--- start Dataset content ---

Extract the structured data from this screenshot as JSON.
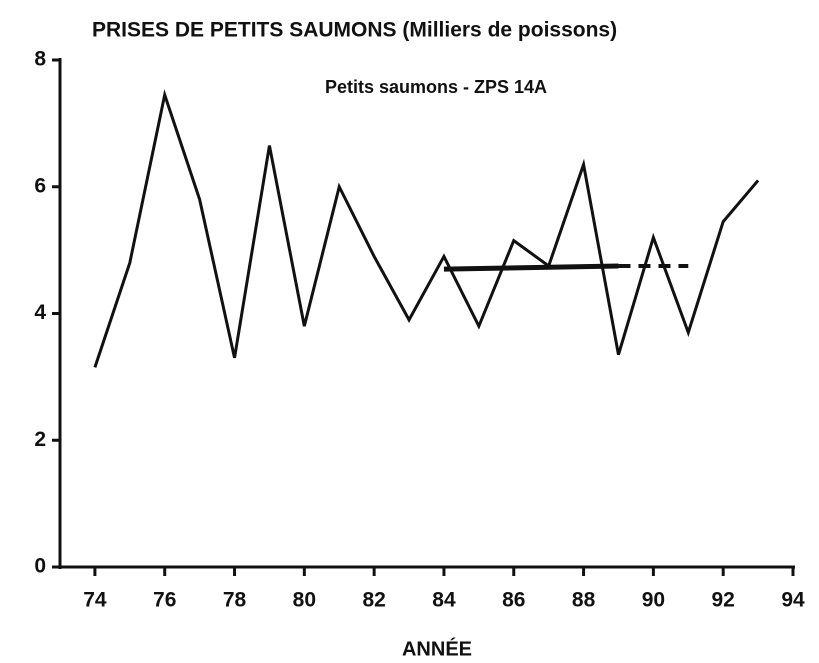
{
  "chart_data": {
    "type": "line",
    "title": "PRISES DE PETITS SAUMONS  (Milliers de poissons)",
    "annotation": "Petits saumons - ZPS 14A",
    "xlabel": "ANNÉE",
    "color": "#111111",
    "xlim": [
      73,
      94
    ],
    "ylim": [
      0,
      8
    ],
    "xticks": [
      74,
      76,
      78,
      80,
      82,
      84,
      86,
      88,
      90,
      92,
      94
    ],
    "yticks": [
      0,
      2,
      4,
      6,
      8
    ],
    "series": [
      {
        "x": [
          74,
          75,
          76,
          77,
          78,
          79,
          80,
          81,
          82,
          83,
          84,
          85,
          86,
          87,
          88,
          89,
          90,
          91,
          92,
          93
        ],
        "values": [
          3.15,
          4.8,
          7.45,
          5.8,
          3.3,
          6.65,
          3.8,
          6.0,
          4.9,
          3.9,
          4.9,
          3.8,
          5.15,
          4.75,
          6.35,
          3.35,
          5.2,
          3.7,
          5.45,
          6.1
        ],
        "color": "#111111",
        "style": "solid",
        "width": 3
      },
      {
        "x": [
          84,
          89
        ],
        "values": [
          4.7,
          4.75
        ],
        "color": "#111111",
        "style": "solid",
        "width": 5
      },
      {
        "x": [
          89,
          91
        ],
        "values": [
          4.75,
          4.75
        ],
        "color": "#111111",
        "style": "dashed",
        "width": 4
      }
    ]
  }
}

--- end Dataset content ---
--- start Dataset content ---

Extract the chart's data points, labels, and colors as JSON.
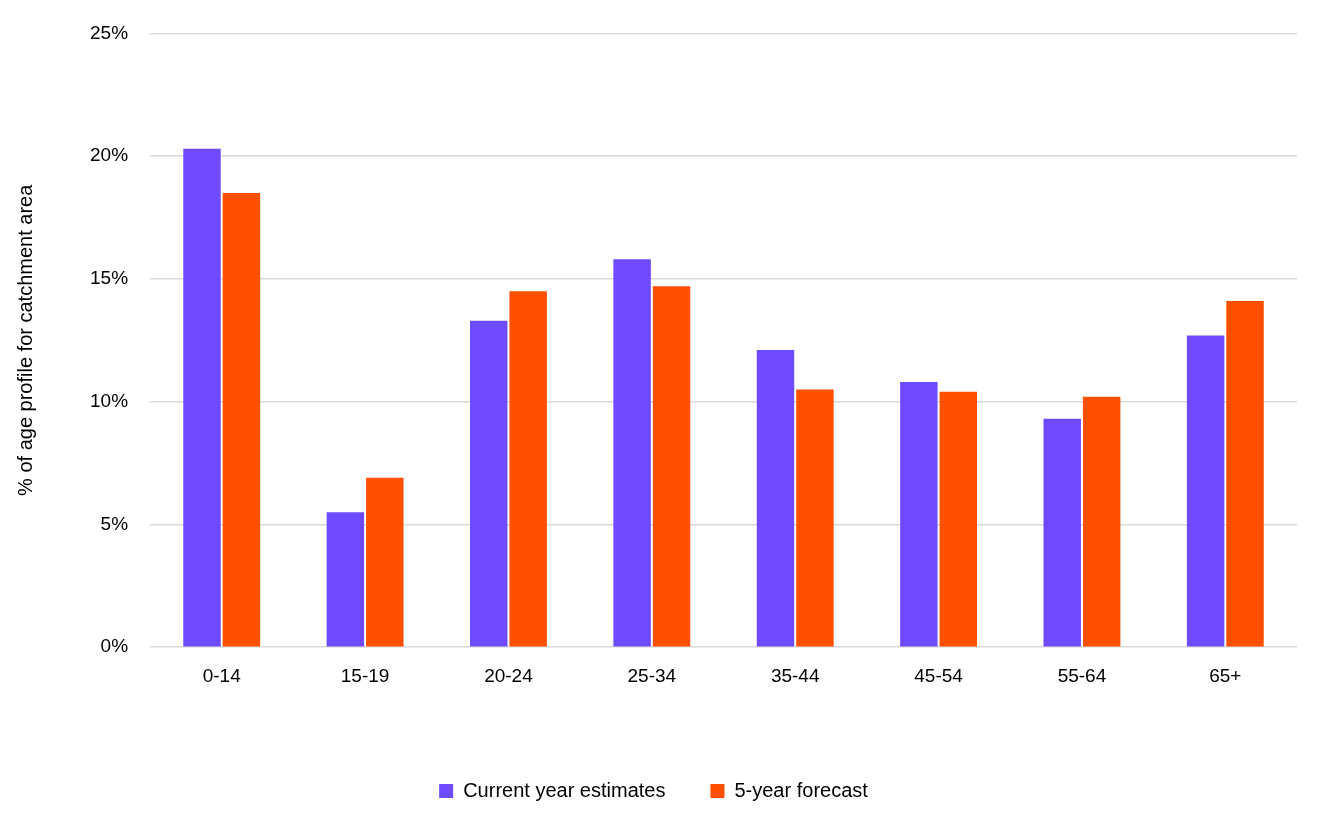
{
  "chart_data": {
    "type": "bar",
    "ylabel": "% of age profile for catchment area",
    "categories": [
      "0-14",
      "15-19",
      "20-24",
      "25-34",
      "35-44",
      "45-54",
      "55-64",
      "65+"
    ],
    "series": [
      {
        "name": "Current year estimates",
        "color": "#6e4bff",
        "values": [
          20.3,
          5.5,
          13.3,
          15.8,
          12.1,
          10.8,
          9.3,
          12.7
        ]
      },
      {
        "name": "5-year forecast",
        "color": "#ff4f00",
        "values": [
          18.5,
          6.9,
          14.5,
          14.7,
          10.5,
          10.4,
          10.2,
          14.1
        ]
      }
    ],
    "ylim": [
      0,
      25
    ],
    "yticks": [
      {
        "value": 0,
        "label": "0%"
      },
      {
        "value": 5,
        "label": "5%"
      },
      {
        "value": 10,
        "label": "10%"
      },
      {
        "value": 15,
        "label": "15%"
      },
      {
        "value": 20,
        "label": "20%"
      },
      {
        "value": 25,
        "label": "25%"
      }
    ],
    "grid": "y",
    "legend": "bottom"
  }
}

--- end Dataset content ---
--- start Dataset content ---

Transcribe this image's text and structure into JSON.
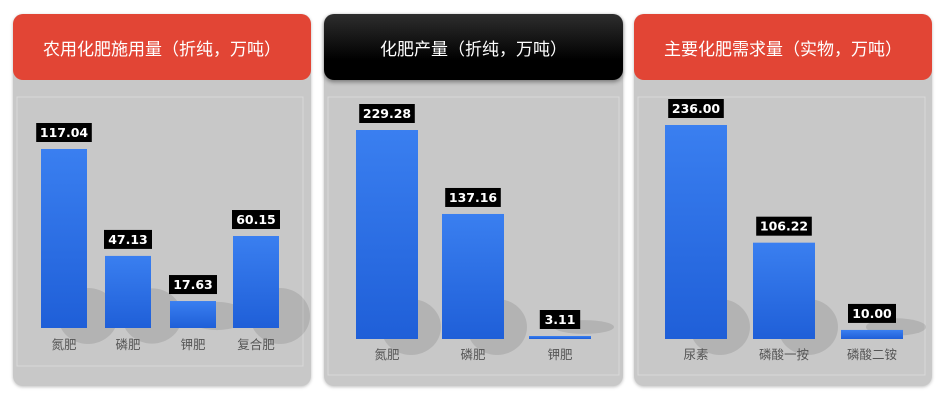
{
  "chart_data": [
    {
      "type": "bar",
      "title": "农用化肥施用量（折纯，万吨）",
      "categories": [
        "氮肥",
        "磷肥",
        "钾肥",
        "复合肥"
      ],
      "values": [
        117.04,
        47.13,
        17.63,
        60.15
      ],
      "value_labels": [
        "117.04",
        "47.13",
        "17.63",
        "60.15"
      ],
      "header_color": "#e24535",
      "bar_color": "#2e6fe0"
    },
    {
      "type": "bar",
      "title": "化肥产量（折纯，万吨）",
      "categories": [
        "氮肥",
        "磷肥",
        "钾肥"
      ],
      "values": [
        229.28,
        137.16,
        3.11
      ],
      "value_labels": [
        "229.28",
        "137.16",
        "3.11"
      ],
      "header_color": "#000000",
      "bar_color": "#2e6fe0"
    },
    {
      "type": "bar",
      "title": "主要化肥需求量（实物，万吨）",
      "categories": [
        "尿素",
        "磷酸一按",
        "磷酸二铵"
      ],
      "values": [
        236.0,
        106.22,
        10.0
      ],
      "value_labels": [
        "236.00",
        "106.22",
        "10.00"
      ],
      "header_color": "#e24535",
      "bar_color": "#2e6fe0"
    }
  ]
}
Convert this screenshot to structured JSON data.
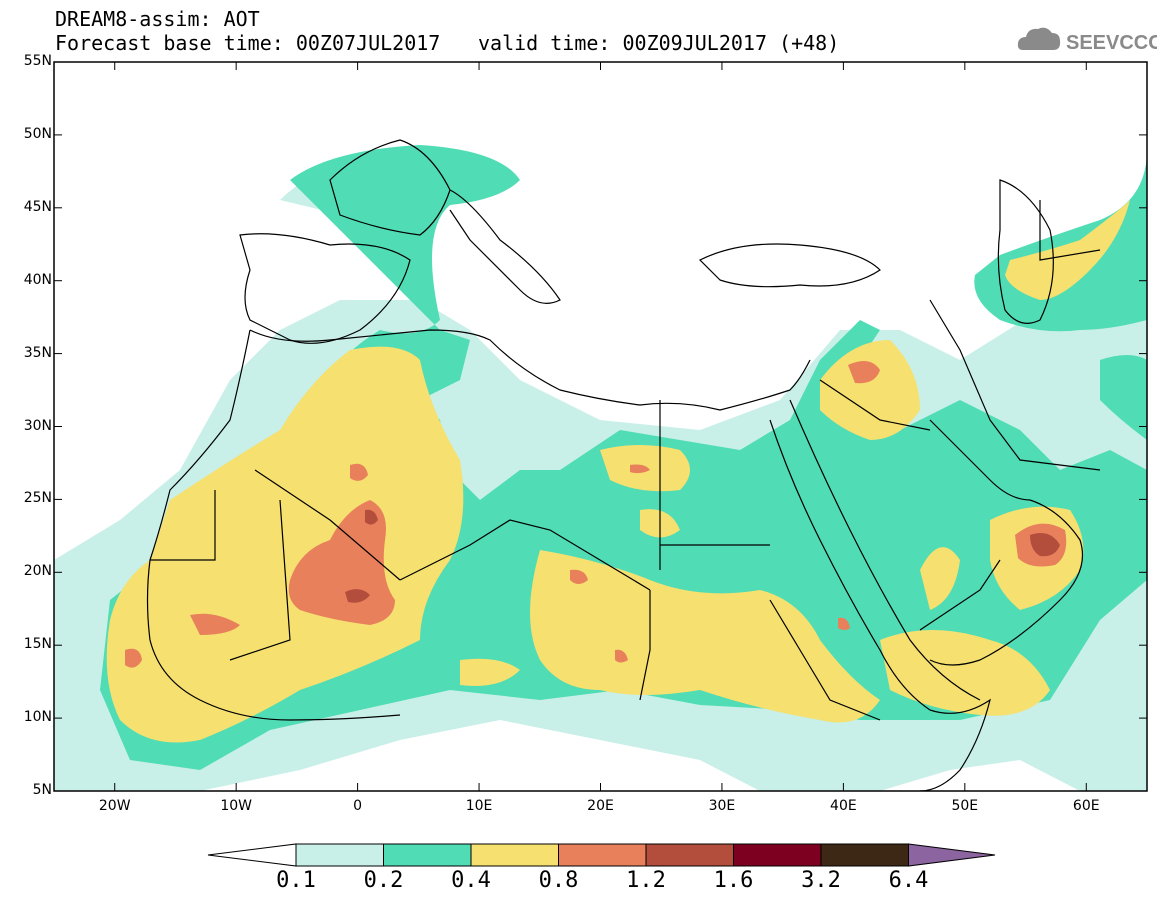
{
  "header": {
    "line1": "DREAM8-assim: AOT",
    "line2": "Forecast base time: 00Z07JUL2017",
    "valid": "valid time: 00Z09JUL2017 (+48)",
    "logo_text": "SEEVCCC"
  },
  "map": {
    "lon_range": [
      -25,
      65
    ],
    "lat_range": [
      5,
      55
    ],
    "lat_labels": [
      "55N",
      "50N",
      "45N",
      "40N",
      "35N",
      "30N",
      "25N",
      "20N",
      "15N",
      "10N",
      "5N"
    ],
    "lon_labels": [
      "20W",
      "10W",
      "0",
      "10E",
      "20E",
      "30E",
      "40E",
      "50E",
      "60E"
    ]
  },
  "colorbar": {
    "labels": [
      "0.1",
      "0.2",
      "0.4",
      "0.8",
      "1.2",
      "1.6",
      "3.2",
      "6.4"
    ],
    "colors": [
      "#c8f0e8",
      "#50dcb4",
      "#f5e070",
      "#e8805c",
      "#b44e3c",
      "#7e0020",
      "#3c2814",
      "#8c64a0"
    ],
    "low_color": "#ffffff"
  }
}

--- end Dataset content ---

• To do
Take each line containing the string "title" and copy it out.

• Worked solution
    "title": "PRISES DE PETITS SAUMONS  (Milliers de poissons)",
      "title": "农用化肥施用量（折纯，万吨）",
      "title": "化肥产量（折纯，万吨）",
      "title": "主要化肥需求量（实物，万吨）",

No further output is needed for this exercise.